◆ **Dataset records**

▶

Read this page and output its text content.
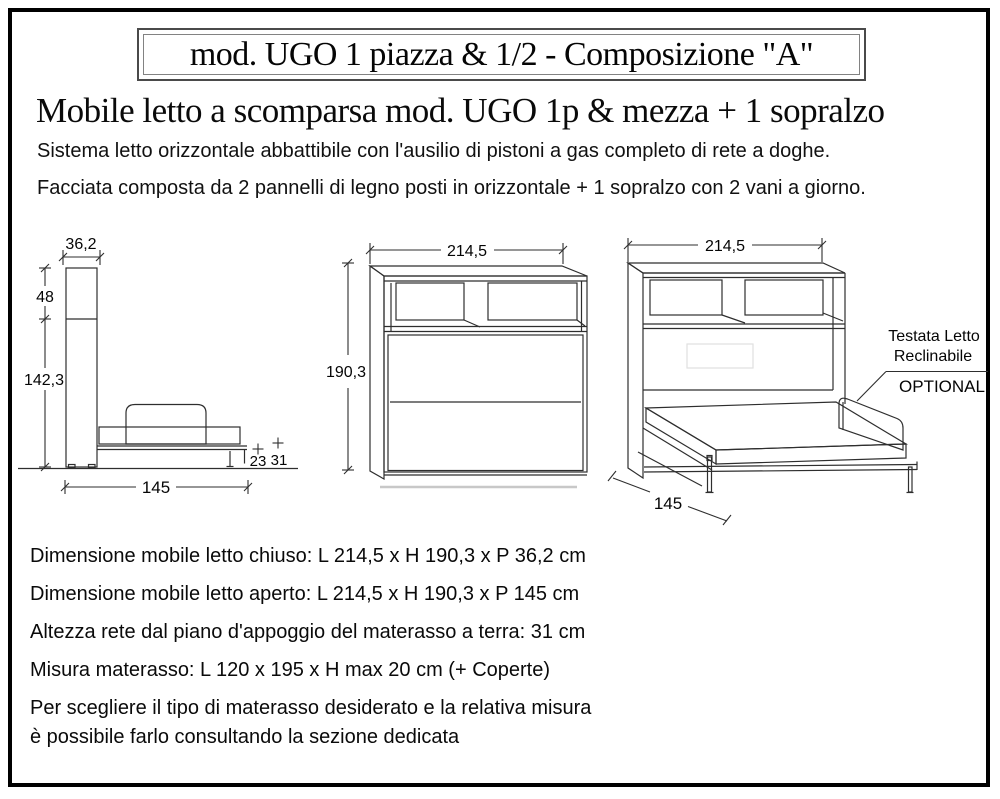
mod. UGO 1 piazza & 1/2 - Composizione "A"
Mobile letto a scomparsa mod. UGO 1p & mezza + 1 sopralzo

Sistema letto orizzontale abbattibile con l'ausilio di pistoni a gas completo di rete a doghe.

Facciata composta da 2 pannelli di legno posti in orizzontale + 1 sopralzo con 2 vani a giorno.

36,2
48
142,3
23 31
145
214,5
190,3
214,5
145
Testata Letto
Reclinabile
OPTIONAL

Dimensione mobile letto chiuso: L 214,5 x H 190,3 x P 36,2 cm

Dimensione mobile letto aperto: L 214,5 x H 190,3 x P 145 cm

Altezza rete dal piano d'appoggio del materasso a terra: 31 cm

Misura materasso: L 120 x 195 x H max 20 cm (+ Coperte)

Per scegliere il tipo di materasso desiderato e la relativa misura

è possibile farlo consultando la sezione dedicata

◀

◆ **Exercise directions**
Write out each line of the data exactly; the images should be left out.

◆ **Full solution**
Read this page and output its text content.
mod. UGO 1 piazza & 1/2 - Composizione "A"
Mobile letto a scomparsa mod. UGO 1p & mezza + 1 sopralzo

Sistema letto orizzontale abbattibile con l'ausilio di pistoni a gas completo di rete a doghe.

Facciata composta da 2 pannelli di legno posti in orizzontale + 1 sopralzo con 2 vani a giorno.

36,2
48
142,3
23 31
145
214,5
190,3
214,5
145
Testata Letto
Reclinabile
OPTIONAL

Dimensione mobile letto chiuso: L 214,5 x H 190,3 x P 36,2 cm

Dimensione mobile letto aperto: L 214,5 x H 190,3 x P 145 cm

Altezza rete dal piano d'appoggio del materasso a terra: 31 cm

Misura materasso: L 120 x 195 x H max 20 cm (+ Coperte)

Per scegliere il tipo di materasso desiderato e la relativa misura

è possibile farlo consultando la sezione dedicata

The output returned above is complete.